Problem to solve: Read the data and repeat all of it exactly.

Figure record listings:
[start]
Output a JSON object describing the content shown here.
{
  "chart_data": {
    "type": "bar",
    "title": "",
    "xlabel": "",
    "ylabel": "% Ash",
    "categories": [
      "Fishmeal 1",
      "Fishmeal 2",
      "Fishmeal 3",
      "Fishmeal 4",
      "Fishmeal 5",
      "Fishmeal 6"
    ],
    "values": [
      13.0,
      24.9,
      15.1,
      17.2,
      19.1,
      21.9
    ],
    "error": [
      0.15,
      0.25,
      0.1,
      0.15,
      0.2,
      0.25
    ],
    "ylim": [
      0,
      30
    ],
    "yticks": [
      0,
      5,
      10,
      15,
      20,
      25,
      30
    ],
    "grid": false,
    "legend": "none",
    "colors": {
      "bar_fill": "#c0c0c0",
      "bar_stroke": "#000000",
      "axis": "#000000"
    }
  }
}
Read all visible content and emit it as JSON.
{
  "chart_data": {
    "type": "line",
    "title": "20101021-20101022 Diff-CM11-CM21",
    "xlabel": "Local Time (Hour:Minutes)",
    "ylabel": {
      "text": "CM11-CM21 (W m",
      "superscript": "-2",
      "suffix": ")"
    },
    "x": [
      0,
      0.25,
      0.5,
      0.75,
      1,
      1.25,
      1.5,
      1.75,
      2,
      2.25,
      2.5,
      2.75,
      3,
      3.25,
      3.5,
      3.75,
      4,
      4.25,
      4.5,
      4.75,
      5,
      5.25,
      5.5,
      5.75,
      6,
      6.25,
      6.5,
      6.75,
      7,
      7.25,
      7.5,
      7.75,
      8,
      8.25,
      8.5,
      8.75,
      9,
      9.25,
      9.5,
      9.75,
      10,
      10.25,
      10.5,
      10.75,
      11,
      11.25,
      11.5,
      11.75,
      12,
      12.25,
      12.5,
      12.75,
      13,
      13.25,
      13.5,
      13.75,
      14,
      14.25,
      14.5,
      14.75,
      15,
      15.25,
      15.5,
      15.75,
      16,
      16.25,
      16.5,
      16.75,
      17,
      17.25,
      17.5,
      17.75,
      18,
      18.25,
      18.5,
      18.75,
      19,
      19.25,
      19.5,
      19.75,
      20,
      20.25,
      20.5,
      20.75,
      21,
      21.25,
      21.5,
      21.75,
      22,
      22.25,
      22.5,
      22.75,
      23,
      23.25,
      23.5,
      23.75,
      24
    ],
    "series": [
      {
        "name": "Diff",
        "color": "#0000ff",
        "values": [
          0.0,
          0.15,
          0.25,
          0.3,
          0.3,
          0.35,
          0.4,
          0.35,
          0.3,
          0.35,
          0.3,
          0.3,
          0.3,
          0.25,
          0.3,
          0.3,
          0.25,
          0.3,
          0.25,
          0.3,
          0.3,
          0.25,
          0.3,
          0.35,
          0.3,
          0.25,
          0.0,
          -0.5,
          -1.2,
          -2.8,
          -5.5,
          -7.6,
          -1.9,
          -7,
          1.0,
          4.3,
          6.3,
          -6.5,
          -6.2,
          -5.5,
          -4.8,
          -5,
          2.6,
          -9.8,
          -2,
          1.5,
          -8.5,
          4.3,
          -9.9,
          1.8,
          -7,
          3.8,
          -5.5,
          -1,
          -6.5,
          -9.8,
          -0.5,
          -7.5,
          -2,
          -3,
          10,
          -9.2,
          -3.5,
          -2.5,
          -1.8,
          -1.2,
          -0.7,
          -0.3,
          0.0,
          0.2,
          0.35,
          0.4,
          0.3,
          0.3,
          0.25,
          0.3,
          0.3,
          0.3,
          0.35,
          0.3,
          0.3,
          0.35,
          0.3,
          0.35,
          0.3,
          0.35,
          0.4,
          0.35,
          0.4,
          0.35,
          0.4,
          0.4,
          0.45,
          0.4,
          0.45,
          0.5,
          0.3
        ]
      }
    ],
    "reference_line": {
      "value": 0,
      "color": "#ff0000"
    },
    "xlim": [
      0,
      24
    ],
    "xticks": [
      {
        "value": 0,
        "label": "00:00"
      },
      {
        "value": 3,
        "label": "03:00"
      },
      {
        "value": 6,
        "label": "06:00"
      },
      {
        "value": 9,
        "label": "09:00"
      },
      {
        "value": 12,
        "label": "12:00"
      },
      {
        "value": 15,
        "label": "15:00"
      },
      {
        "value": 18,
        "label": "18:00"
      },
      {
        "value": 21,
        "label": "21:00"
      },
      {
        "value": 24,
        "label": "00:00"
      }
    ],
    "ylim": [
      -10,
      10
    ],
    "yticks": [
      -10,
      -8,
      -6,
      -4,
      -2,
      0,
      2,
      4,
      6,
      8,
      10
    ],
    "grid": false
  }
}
[end]
Correct answer:
Output a JSON object describing the content shown here.
{
  "chart_data": {
    "type": "bar",
    "title": "",
    "xlabel": "",
    "ylabel": "% Ash",
    "categories": [
      "Fishmeal 1",
      "Fishmeal 2",
      "Fishmeal 3",
      "Fishmeal 4",
      "Fishmeal 5",
      "Fishmeal 6"
    ],
    "values": [
      13.0,
      24.9,
      15.1,
      17.2,
      19.1,
      21.9
    ],
    "error": [
      0.15,
      0.25,
      0.1,
      0.15,
      0.2,
      0.25
    ],
    "ylim": [
      0,
      30
    ],
    "yticks": [
      0,
      5,
      10,
      15,
      20,
      25,
      30
    ],
    "grid": false,
    "legend": "none",
    "colors": {
      "bar_fill": "#c0c0c0",
      "bar_stroke": "#000000",
      "axis": "#000000"
    }
  }
}
Read all visible content and emit it as JSON.
{
  "chart_data": {
    "type": "line",
    "title": "20101021-20101022 Diff-CM11-CM21",
    "xlabel": "Local Time (Hour:Minutes)",
    "ylabel": {
      "text": "CM11-CM21 (W m",
      "superscript": "-2",
      "suffix": ")"
    },
    "x": [
      0,
      0.25,
      0.5,
      0.75,
      1,
      1.25,
      1.5,
      1.75,
      2,
      2.25,
      2.5,
      2.75,
      3,
      3.25,
      3.5,
      3.75,
      4,
      4.25,
      4.5,
      4.75,
      5,
      5.25,
      5.5,
      5.75,
      6,
      6.25,
      6.5,
      6.75,
      7,
      7.25,
      7.5,
      7.75,
      8,
      8.25,
      8.5,
      8.75,
      9,
      9.25,
      9.5,
      9.75,
      10,
      10.25,
      10.5,
      10.75,
      11,
      11.25,
      11.5,
      11.75,
      12,
      12.25,
      12.5,
      12.75,
      13,
      13.25,
      13.5,
      13.75,
      14,
      14.25,
      14.5,
      14.75,
      15,
      15.25,
      15.5,
      15.75,
      16,
      16.25,
      16.5,
      16.75,
      17,
      17.25,
      17.5,
      17.75,
      18,
      18.25,
      18.5,
      18.75,
      19,
      19.25,
      19.5,
      19.75,
      20,
      20.25,
      20.5,
      20.75,
      21,
      21.25,
      21.5,
      21.75,
      22,
      22.25,
      22.5,
      22.75,
      23,
      23.25,
      23.5,
      23.75,
      24
    ],
    "series": [
      {
        "name": "Diff",
        "color": "#0000ff",
        "values": [
          0.0,
          0.15,
          0.25,
          0.3,
          0.3,
          0.35,
          0.4,
          0.35,
          0.3,
          0.35,
          0.3,
          0.3,
          0.3,
          0.25,
          0.3,
          0.3,
          0.25,
          0.3,
          0.25,
          0.3,
          0.3,
          0.25,
          0.3,
          0.35,
          0.3,
          0.25,
          0.0,
          -0.5,
          -1.2,
          -2.8,
          -5.5,
          -7.6,
          -1.9,
          -7,
          1.0,
          4.3,
          6.3,
          -6.5,
          -6.2,
          -5.5,
          -4.8,
          -5,
          2.6,
          -9.8,
          -2,
          1.5,
          -8.5,
          4.3,
          -9.9,
          1.8,
          -7,
          3.8,
          -5.5,
          -1,
          -6.5,
          -9.8,
          -0.5,
          -7.5,
          -2,
          -3,
          10,
          -9.2,
          -3.5,
          -2.5,
          -1.8,
          -1.2,
          -0.7,
          -0.3,
          0.0,
          0.2,
          0.35,
          0.4,
          0.3,
          0.3,
          0.25,
          0.3,
          0.3,
          0.3,
          0.35,
          0.3,
          0.3,
          0.35,
          0.3,
          0.35,
          0.3,
          0.35,
          0.4,
          0.35,
          0.4,
          0.35,
          0.4,
          0.4,
          0.45,
          0.4,
          0.45,
          0.5,
          0.3
        ]
      }
    ],
    "reference_line": {
      "value": 0,
      "color": "#ff0000"
    },
    "xlim": [
      0,
      24
    ],
    "xticks": [
      {
        "value": 0,
        "label": "00:00"
      },
      {
        "value": 3,
        "label": "03:00"
      },
      {
        "value": 6,
        "label": "06:00"
      },
      {
        "value": 9,
        "label": "09:00"
      },
      {
        "value": 12,
        "label": "12:00"
      },
      {
        "value": 15,
        "label": "15:00"
      },
      {
        "value": 18,
        "label": "18:00"
      },
      {
        "value": 21,
        "label": "21:00"
      },
      {
        "value": 24,
        "label": "00:00"
      }
    ],
    "ylim": [
      -10,
      10
    ],
    "yticks": [
      -10,
      -8,
      -6,
      -4,
      -2,
      0,
      2,
      4,
      6,
      8,
      10
    ],
    "grid": false
  }
}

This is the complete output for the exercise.